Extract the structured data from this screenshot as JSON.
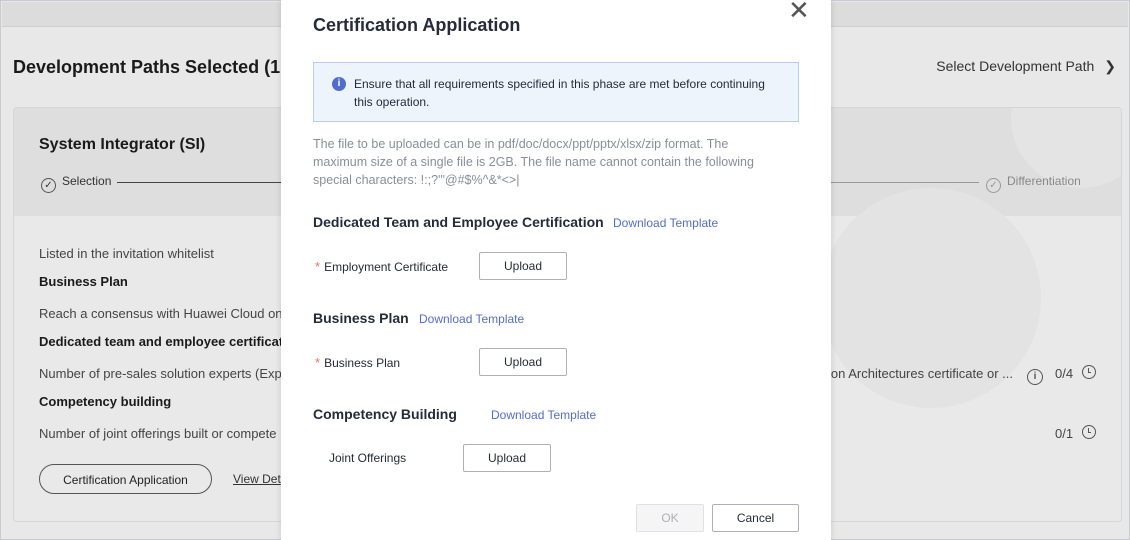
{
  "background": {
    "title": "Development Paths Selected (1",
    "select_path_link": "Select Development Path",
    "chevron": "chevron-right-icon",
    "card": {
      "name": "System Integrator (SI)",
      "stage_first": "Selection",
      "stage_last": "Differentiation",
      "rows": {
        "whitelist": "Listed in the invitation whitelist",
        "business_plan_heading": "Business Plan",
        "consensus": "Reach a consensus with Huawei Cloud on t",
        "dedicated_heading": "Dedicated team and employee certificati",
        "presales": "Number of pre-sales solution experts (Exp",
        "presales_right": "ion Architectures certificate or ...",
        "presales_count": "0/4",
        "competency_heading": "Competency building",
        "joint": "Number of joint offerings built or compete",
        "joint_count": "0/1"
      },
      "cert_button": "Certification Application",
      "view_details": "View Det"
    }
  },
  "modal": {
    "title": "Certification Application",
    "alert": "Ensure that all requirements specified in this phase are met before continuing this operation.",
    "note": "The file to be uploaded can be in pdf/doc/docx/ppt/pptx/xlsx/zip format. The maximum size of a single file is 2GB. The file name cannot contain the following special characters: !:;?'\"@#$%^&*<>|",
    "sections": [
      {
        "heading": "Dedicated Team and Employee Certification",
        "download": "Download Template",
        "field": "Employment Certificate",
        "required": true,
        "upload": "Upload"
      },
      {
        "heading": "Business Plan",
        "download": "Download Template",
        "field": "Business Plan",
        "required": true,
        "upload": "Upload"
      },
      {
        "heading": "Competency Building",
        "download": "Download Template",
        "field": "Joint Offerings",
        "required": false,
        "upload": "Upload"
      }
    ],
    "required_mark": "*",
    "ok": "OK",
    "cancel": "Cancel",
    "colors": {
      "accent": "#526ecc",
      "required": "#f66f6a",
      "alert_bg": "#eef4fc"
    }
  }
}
┄┄┄┄┄┄┄┄┄┄┄┄┄┄┄┄┄┄┄┄
**AIM OF THE EXERCISE:** Find every line of the data that holds the string "Plan", then say how many there are and nothing else.

**EXERCISE SOLUTION:** 3